Start of Supplied data
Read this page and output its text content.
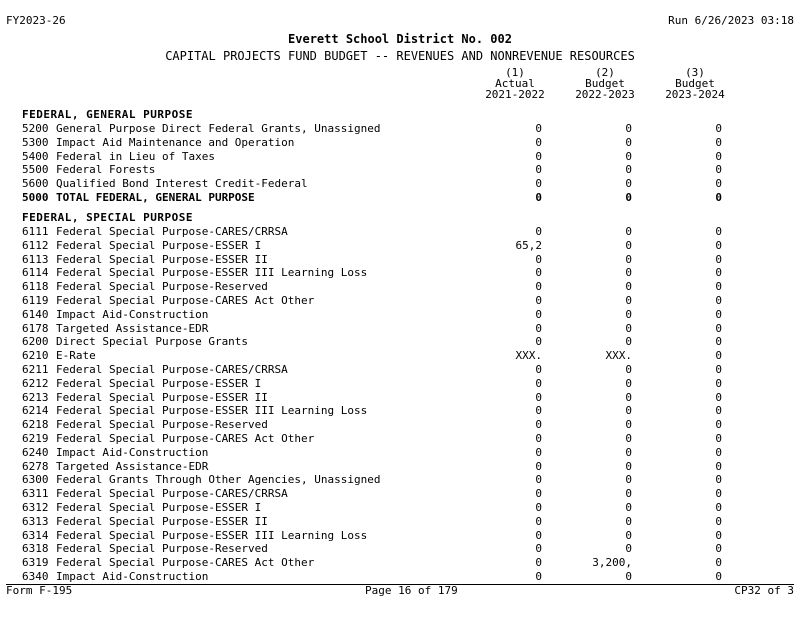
FY2023-26	Run 6/26/2023 03:18
Everett School District No. 002
CAPITAL PROJECTS FUND BUDGET -- REVENUES AND NONREVENUE RESOURCES
(1)
Actual
2021-2022
(2)
Budget
2022-2023
(3)
Budget
2023-2024
FEDERAL, GENERAL PURPOSE
5200 General Purpose Direct Federal Grants, Unassigned	0	0	0
5300 Impact Aid Maintenance and Operation	0	0	0
5400 Federal in Lieu of Taxes	0	0	0
5500 Federal Forests	0	0	0
5600 Qualified Bond Interest Credit-Federal	0	0	0
5000 TOTAL FEDERAL, GENERAL PURPOSE	0	0	0
FEDERAL, SPECIAL PURPOSE
6111 Federal Special Purpose-CARES/CRRSA	0	0	0
6112 Federal Special Purpose-ESSER I	65,2	0	0
6113 Federal Special Purpose-ESSER II	0	0	0
6114 Federal Special Purpose-ESSER III Learning Loss	0	0	0
6118 Federal Special Purpose-Reserved	0	0	0
6119 Federal Special Purpose-CARES Act Other	0	0	0
6140 Impact Aid-Construction	0	0	0
6178 Targeted Assistance-EDR	0	0	0
6200 Direct Special Purpose Grants	0	0	0
6210 E-Rate	XXX.	XXX.	0
6211 Federal Special Purpose-CARES/CRRSA	0	0	0
6212 Federal Special Purpose-ESSER I	0	0	0
6213 Federal Special Purpose-ESSER II	0	0	0
6214 Federal Special Purpose-ESSER III Learning Loss	0	0	0
6218 Federal Special Purpose-Reserved	0	0	0
6219 Federal Special Purpose-CARES Act Other	0	0	0
6240 Impact Aid-Construction	0	0	0
6278 Targeted Assistance-EDR	0	0	0
6300 Federal Grants Through Other Agencies, Unassigned	0	0	0
6311 Federal Special Purpose-CARES/CRRSA	0	0	0
6312 Federal Special Purpose-ESSER I	0	0	0
6313 Federal Special Purpose-ESSER II	0	0	0
6314 Federal Special Purpose-ESSER III Learning Loss	0	0	0
6318 Federal Special Purpose-Reserved	0	0	0
6319 Federal Special Purpose-CARES Act Other	0	3,200,	0
6340 Impact Aid-Construction	0	0	0
Form F-195	Page 16 of 179	CP32 of 3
End of Supplied data
◆ **Problem**:
Skip the pictures, then retype every line above exactly.

◆ **Solution**:
Read this page and output its text content.
FY2023-26	Run 6/26/2023 03:18
Everett School District No. 002
CAPITAL PROJECTS FUND BUDGET -- REVENUES AND NONREVENUE RESOURCES
(1)
Actual
2021-2022
(2)
Budget
2022-2023
(3)
Budget
2023-2024
FEDERAL, GENERAL PURPOSE
5200 General Purpose Direct Federal Grants, Unassigned	0	0	0
5300 Impact Aid Maintenance and Operation	0	0	0
5400 Federal in Lieu of Taxes	0	0	0
5500 Federal Forests	0	0	0
5600 Qualified Bond Interest Credit-Federal	0	0	0
5000 TOTAL FEDERAL, GENERAL PURPOSE	0	0	0
FEDERAL, SPECIAL PURPOSE
6111 Federal Special Purpose-CARES/CRRSA	0	0	0
6112 Federal Special Purpose-ESSER I	65,2	0	0
6113 Federal Special Purpose-ESSER II	0	0	0
6114 Federal Special Purpose-ESSER III Learning Loss	0	0	0
6118 Federal Special Purpose-Reserved	0	0	0
6119 Federal Special Purpose-CARES Act Other	0	0	0
6140 Impact Aid-Construction	0	0	0
6178 Targeted Assistance-EDR	0	0	0
6200 Direct Special Purpose Grants	0	0	0
6210 E-Rate	XXX.	XXX.	0
6211 Federal Special Purpose-CARES/CRRSA	0	0	0
6212 Federal Special Purpose-ESSER I	0	0	0
6213 Federal Special Purpose-ESSER II	0	0	0
6214 Federal Special Purpose-ESSER III Learning Loss	0	0	0
6218 Federal Special Purpose-Reserved	0	0	0
6219 Federal Special Purpose-CARES Act Other	0	0	0
6240 Impact Aid-Construction	0	0	0
6278 Targeted Assistance-EDR	0	0	0
6300 Federal Grants Through Other Agencies, Unassigned	0	0	0
6311 Federal Special Purpose-CARES/CRRSA	0	0	0
6312 Federal Special Purpose-ESSER I	0	0	0
6313 Federal Special Purpose-ESSER II	0	0	0
6314 Federal Special Purpose-ESSER III Learning Loss	0	0	0
6318 Federal Special Purpose-Reserved	0	0	0
6319 Federal Special Purpose-CARES Act Other	0	3,200,	0
6340 Impact Aid-Construction	0	0	0
Form F-195	Page 16 of 179	CP32 of 3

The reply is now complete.